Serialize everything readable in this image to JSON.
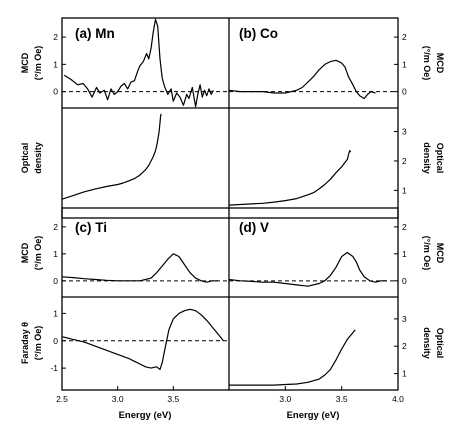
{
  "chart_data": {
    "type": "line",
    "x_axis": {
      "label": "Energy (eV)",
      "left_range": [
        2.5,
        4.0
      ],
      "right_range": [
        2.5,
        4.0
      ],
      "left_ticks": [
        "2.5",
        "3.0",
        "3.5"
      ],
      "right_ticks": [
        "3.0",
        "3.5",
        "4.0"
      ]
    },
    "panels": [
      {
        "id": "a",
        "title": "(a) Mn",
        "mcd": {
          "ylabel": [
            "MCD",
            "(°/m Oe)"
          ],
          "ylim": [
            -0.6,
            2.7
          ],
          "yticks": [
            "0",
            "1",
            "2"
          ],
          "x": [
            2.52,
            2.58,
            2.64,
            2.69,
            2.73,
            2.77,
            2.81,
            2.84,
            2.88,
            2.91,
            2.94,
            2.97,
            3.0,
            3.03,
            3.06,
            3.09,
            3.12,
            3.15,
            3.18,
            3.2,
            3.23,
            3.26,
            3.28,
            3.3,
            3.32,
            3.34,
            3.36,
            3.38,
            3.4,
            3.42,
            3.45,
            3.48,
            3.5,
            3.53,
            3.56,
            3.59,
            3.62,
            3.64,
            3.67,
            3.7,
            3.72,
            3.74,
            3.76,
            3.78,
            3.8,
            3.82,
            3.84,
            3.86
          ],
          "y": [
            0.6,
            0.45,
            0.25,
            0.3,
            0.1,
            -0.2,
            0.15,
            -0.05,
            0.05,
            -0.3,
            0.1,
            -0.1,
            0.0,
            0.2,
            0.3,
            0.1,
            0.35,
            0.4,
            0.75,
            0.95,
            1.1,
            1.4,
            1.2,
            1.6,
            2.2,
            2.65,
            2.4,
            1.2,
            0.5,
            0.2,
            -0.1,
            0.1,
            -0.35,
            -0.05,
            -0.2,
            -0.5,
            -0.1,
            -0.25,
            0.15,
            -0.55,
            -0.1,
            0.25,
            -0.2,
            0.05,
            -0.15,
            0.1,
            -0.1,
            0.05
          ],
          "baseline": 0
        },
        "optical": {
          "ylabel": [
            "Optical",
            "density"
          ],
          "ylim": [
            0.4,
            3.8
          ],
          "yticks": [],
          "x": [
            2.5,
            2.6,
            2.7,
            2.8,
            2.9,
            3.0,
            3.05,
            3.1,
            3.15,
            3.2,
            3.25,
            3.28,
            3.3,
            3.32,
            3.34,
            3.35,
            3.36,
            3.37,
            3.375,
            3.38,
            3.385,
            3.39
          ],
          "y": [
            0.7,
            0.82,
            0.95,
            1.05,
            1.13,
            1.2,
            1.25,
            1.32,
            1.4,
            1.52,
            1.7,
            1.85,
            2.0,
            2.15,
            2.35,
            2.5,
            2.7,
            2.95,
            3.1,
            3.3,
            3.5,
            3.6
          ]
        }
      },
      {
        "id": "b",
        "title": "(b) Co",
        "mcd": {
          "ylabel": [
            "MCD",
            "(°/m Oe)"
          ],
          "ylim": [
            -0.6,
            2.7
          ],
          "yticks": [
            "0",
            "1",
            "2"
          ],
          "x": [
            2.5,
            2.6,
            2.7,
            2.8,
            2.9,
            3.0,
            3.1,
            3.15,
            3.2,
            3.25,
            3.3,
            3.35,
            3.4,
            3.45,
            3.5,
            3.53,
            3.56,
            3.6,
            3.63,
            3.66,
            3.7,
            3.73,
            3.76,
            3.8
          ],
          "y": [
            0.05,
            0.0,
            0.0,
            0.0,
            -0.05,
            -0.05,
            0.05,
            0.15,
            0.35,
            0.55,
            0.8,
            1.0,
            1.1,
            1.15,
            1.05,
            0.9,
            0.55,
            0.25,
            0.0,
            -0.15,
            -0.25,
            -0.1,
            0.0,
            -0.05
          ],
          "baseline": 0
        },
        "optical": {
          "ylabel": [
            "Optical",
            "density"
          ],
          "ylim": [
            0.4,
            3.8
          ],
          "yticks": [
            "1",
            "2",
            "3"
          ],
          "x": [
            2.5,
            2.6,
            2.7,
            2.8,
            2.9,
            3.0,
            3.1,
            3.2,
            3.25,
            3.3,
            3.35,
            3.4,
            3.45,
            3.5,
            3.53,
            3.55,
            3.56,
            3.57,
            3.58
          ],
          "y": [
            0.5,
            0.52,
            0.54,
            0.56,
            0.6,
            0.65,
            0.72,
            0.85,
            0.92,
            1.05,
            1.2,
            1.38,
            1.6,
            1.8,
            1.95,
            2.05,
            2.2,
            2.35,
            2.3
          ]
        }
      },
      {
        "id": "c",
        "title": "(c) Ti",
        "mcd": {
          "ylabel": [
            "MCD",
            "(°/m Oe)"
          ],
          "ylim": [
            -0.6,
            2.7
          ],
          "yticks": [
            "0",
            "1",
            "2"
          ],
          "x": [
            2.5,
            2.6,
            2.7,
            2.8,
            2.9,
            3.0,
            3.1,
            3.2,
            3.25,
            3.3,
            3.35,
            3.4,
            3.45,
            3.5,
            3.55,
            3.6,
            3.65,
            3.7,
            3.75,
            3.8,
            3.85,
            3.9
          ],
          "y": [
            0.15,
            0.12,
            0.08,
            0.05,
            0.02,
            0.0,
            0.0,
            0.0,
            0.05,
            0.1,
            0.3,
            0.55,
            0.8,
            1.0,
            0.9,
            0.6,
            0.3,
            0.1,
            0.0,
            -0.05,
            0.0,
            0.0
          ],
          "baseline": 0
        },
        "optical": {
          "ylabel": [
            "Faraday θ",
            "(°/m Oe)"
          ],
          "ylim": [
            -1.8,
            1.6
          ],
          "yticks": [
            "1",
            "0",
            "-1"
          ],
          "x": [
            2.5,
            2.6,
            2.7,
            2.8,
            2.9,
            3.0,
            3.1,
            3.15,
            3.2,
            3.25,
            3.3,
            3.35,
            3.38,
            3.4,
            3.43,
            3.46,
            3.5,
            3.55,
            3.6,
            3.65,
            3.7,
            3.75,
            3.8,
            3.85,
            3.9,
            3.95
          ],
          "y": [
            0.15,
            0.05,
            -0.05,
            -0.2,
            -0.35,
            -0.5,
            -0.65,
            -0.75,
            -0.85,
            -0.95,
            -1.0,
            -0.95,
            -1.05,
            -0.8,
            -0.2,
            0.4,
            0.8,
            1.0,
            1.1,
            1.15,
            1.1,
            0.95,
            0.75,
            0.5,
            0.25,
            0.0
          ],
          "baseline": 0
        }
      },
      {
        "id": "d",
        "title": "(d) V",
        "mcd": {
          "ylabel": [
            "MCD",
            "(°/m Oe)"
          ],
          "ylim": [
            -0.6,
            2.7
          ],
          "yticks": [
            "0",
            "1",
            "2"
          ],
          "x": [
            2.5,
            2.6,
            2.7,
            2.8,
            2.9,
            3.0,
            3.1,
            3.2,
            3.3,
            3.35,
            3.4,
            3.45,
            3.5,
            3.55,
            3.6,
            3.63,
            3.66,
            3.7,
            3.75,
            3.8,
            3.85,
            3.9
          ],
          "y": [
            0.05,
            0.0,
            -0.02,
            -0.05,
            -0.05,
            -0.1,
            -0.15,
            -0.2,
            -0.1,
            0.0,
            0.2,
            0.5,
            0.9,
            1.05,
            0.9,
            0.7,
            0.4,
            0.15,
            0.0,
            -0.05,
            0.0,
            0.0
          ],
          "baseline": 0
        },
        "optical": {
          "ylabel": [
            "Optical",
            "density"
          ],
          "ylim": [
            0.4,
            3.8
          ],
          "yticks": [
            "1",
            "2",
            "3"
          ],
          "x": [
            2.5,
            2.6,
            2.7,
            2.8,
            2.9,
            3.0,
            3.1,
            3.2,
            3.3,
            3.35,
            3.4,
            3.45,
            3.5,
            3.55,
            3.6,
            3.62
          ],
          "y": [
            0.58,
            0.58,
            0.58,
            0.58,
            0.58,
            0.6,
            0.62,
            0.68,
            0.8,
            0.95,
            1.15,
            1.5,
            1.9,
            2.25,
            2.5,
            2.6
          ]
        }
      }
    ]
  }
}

....

• Work to be completed: Search the records above for the string "title". Copy every line that contains it.

• Finished task:
        "title": "(a) Mn",
        "title": "(b) Co",
        "title": "(c) Ti",
        "title": "(d) V",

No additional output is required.